EXTRAIT CITÉ
L’affaire KHADOUR, qui implique également l’ancien parlementaire A. BOUSSIRI, condamné pour corruption, met en lumière une problématique récurrente : celle de l’instrumentalisation des mandats électifs à des fins d’enrichissement personnel. Selon les éléments de l’enquête, l’élue aurait joué un rôle d’intermédiaire entre des entrepreneurs et BOUSSIRI, facilitant l’octroi de marchés publics en contrepartie de commissions occultes. Une telle pratique, si elle venait à être confirmée, démontrerait une dérive préoccupante où des élus, censés défendre l’intérêt général, se transforment en acteurs d’un système de prédation des ressources publiques.
Au-delà du cas particulier de KHADOUR, cette affaire soulève des questions fondamentales sur la robustesse des dispositifs de contrôle et de sanction existants. Comment une élue locale a-t-elle pu quitter le territoire national avant d’être rattrapée à l’étranger ? Quelles lacunes ont permis à de telles pratiques de prospérer dans un cadre institutionnel censé être régi par les principes de transparence et de bonne gouvernance ? Ces interrogations renvoient à la problématique plus large de l’efficacité des organes de surveillance et de la capacité des institutions à prévenir, détecter et sanctionner les abus en temps opportun.

(Entrées issues d'une collecte de données)

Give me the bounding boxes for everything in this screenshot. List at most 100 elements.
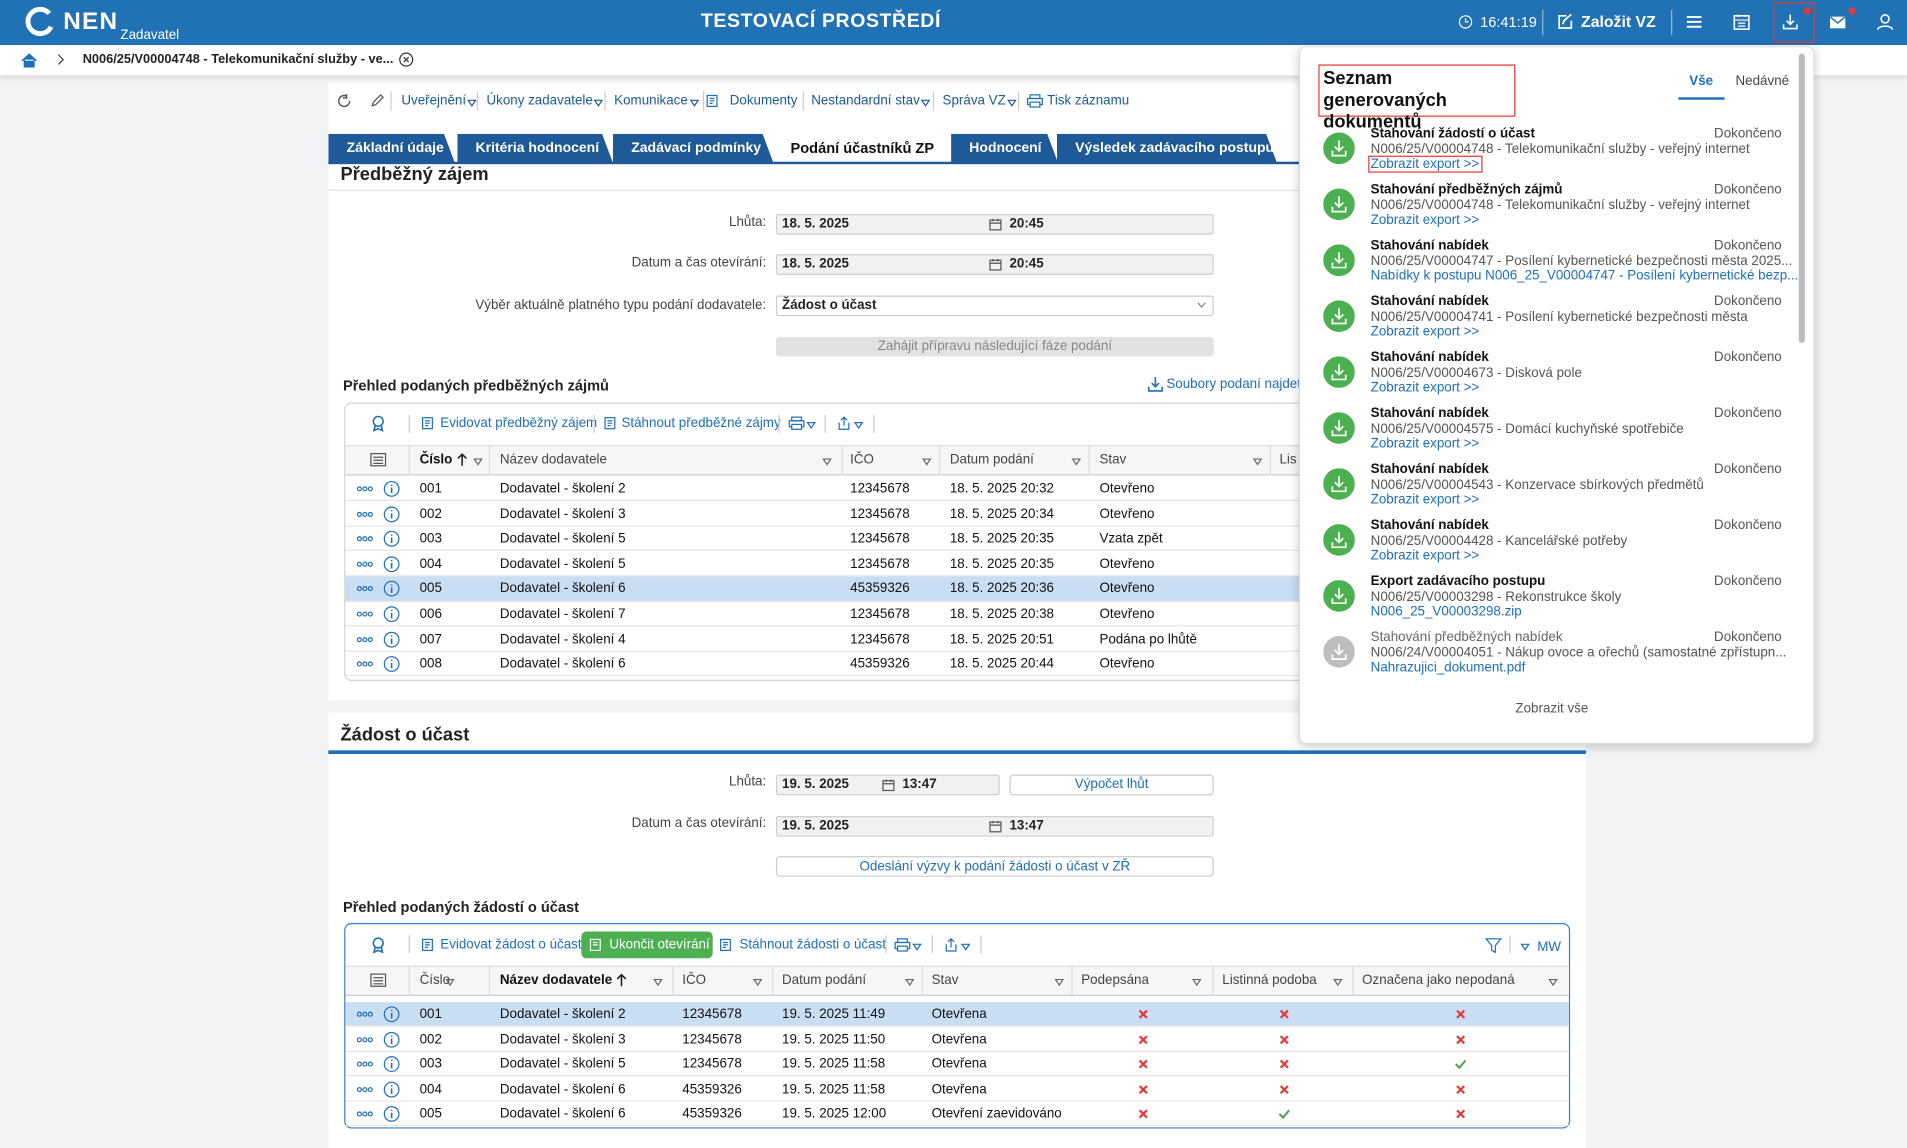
column-header[interactable]: Číslo bbox=[420, 451, 453, 468]
row-menu[interactable] bbox=[356, 1036, 373, 1043]
column-header[interactable]: Datum podání bbox=[782, 972, 866, 989]
row-info[interactable] bbox=[383, 530, 400, 547]
tab-label[interactable]: Základní údaje bbox=[347, 140, 444, 157]
column-header[interactable]: Podepsána bbox=[1081, 972, 1149, 989]
mail-button[interactable] bbox=[1829, 15, 1846, 28]
action[interactable]: Stáhnout předběžné zájmy bbox=[621, 415, 780, 432]
row-info[interactable] bbox=[383, 1081, 400, 1098]
column-header[interactable]: Název dodavatele bbox=[500, 972, 612, 989]
icon-part bbox=[1278, 1083, 1290, 1095]
toolbar-item[interactable]: Nestandardní stav bbox=[811, 92, 920, 109]
calendar-icon bbox=[988, 217, 1001, 230]
export-icon[interactable] bbox=[944, 938, 959, 953]
refresh-button[interactable] bbox=[337, 94, 352, 109]
document-link[interactable]: Zobrazit export >> bbox=[1371, 435, 1480, 452]
toolbar-item[interactable]: Úkony zadavatele bbox=[486, 92, 592, 109]
button-label[interactable]: Ukončit otevírání bbox=[609, 936, 709, 953]
show-all-link[interactable]: Zobrazit vše bbox=[1515, 700, 1588, 717]
document-link[interactable]: N006_25_V00003298.zip bbox=[1371, 603, 1522, 620]
row-menu[interactable] bbox=[356, 1085, 373, 1092]
toolbar-item[interactable]: Komunikace bbox=[614, 92, 688, 109]
calendar-button[interactable] bbox=[1733, 13, 1750, 30]
row-menu[interactable] bbox=[356, 661, 373, 668]
print-icon[interactable] bbox=[788, 416, 805, 431]
edit-button[interactable] bbox=[370, 94, 385, 109]
menu-button[interactable] bbox=[1686, 15, 1703, 30]
icon-part bbox=[383, 631, 400, 648]
row-menu[interactable] bbox=[356, 636, 373, 643]
row-info[interactable] bbox=[383, 1056, 400, 1073]
document-link[interactable]: Zobrazit export >> bbox=[1371, 547, 1480, 564]
action[interactable]: Stáhnout žádosti o účast bbox=[739, 936, 886, 953]
row-info[interactable] bbox=[383, 1031, 400, 1048]
row-info[interactable] bbox=[383, 1006, 400, 1023]
row-info[interactable] bbox=[383, 480, 400, 497]
print-icon[interactable] bbox=[1026, 94, 1043, 109]
home-button[interactable] bbox=[21, 52, 38, 68]
row-menu[interactable] bbox=[356, 585, 373, 592]
breadcrumb-item[interactable]: N006/25/V00004748 - Telekomunikační služ… bbox=[83, 51, 394, 68]
column-header[interactable]: Listinná podoba bbox=[1222, 972, 1316, 989]
export-icon[interactable] bbox=[837, 416, 852, 431]
document-link[interactable]: Nabídky k postupu N006_25_V00004747 - Po… bbox=[1371, 268, 1799, 285]
tab-label[interactable]: Kritéria hodnocení bbox=[476, 140, 600, 157]
column-settings[interactable] bbox=[370, 452, 387, 467]
row-info[interactable] bbox=[383, 1105, 400, 1122]
row-info[interactable] bbox=[383, 556, 400, 573]
document-link[interactable]: Nahrazujici_dokument.pdf bbox=[1371, 659, 1526, 676]
column-header[interactable]: Název dodavatele bbox=[500, 451, 607, 468]
filter-button[interactable] bbox=[1485, 937, 1502, 953]
toolbar-item[interactable]: Dokumenty bbox=[730, 92, 798, 109]
create-button[interactable]: Založit VZ bbox=[1581, 13, 1656, 30]
document-link[interactable]: Zobrazit export >> bbox=[1371, 491, 1480, 508]
close-tab[interactable] bbox=[399, 52, 414, 67]
column-header[interactable]: IČO bbox=[850, 451, 874, 468]
column-header[interactable]: Stav bbox=[1099, 451, 1126, 468]
row-info[interactable] bbox=[383, 505, 400, 522]
row-info[interactable] bbox=[383, 581, 400, 598]
row-info[interactable] bbox=[383, 606, 400, 623]
row-info[interactable] bbox=[383, 656, 400, 673]
row-menu[interactable] bbox=[356, 535, 373, 542]
row-menu[interactable] bbox=[356, 560, 373, 567]
tab-label[interactable]: Zadávací podmínky bbox=[631, 140, 761, 157]
toggle-button[interactable] bbox=[370, 936, 387, 953]
document-link[interactable]: Zobrazit export >> bbox=[1371, 212, 1480, 229]
user-filter: MW bbox=[1537, 939, 1561, 956]
panel-tab[interactable]: Vše bbox=[1689, 73, 1713, 90]
print-icon[interactable] bbox=[894, 938, 911, 953]
user-button[interactable] bbox=[1877, 13, 1894, 30]
action[interactable]: Evidovat žádost o účast bbox=[440, 936, 581, 953]
icon-part bbox=[368, 512, 372, 516]
tab-label[interactable]: Hodnocení bbox=[969, 140, 1041, 157]
row-menu[interactable] bbox=[356, 1011, 373, 1018]
toolbar-item[interactable]: Uveřejnění bbox=[401, 92, 466, 109]
row-info[interactable] bbox=[383, 631, 400, 648]
toolbar-item[interactable]: Správa VZ bbox=[943, 92, 1006, 109]
icon-part bbox=[1140, 1011, 1147, 1018]
panel-tab[interactable]: Nedávné bbox=[1736, 73, 1790, 90]
tab-label[interactable]: Podání účastníků ZP bbox=[791, 140, 935, 157]
column-header[interactable]: IČO bbox=[682, 972, 706, 989]
column-header[interactable]: Lis bbox=[1279, 451, 1296, 468]
icon-part bbox=[944, 938, 959, 953]
action[interactable]: Evidovat předběžný zájem bbox=[440, 415, 597, 432]
cell: Podána po lhůtě bbox=[1099, 631, 1196, 648]
row-menu[interactable] bbox=[356, 510, 373, 517]
icon-part bbox=[356, 1085, 373, 1092]
link[interactable]: Soubory podaní najdete bbox=[1166, 376, 1308, 393]
row-menu[interactable] bbox=[356, 1110, 373, 1117]
document-link[interactable]: Zobrazit export >> bbox=[1371, 323, 1480, 340]
row-menu[interactable] bbox=[356, 485, 373, 492]
toggle-button[interactable] bbox=[370, 415, 387, 432]
document-link[interactable]: Zobrazit export >> bbox=[1371, 379, 1480, 396]
row-menu[interactable] bbox=[356, 610, 373, 617]
column-header[interactable]: Označena jako nepodaná bbox=[1362, 972, 1515, 989]
toolbar-item[interactable]: Tisk záznamu bbox=[1047, 92, 1129, 109]
column-header[interactable]: Stav bbox=[932, 972, 959, 989]
tab-label[interactable]: Výsledek zadávacího postupu bbox=[1075, 140, 1274, 157]
column-header[interactable]: Datum podání bbox=[950, 451, 1034, 468]
row-menu[interactable] bbox=[356, 1060, 373, 1067]
column-settings[interactable] bbox=[370, 973, 387, 988]
download-icon[interactable] bbox=[1782, 13, 1799, 30]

TRAVAIL DEMANDÉ
1. D'après le texte sur l'affaire KHADOUR, quel rôle l'élue aurait-elle joué selon les éléments de l'enquête ?
2. Poursuivez le texte sur l'affaire KHADOUR à partir de son dernier paragraphe.

CORRIGÉ DES EXERCICES
1. Elle aurait servi d'intermédiaire entre des entrepreneurs et BOUSSIRI, facilitant l'octroi de marchés publics en contrepartie de commissions occultes.

2.
L’une des révélations les plus troublantes de cette affaire réside dans la collusion entre sphère publique et intérêts privés. Le fait que des relations personnelles puissent influencer l’attribution de marchés publics trahit une défaillance systémique dans les procédures de passation des contrats de l’État. L’accaparement de ces marchés par des cercles restreints, parfois au détriment de la concurrence loyale, témoigne de la fragilité des dispositifs garantissant l’équité et la transparence des décisions administratives. Ce constat impose une réflexion en profondeur sur la manière dont les institutions doivent se prémunir contre de telles dérives et garantir que les deniers publics servent l’intérêt collectif plutôt que des ambitions individuelles.
Au cœur de cette problématique se pose la question de la responsabilité politique et morale des élus. La confiance que leur accordent les citoyens repose sur un pacte implicite : celui de la probité et du dévouement à la chose publique. Lorsque cet engagement est trahi, c’est l’ensemble du corps politique qui en pâtit, miné par une défiance croissante de la population envers ses représentants. La lutte contre ces pratiques ne saurait se limiter à des sanctions judiciaires a posteriori ; elle doit s’accompagner d’une refonte structurelle des mécanismes de gouvernance, en intégrant des dispositifs de prévention et de transparence plus rigoureux.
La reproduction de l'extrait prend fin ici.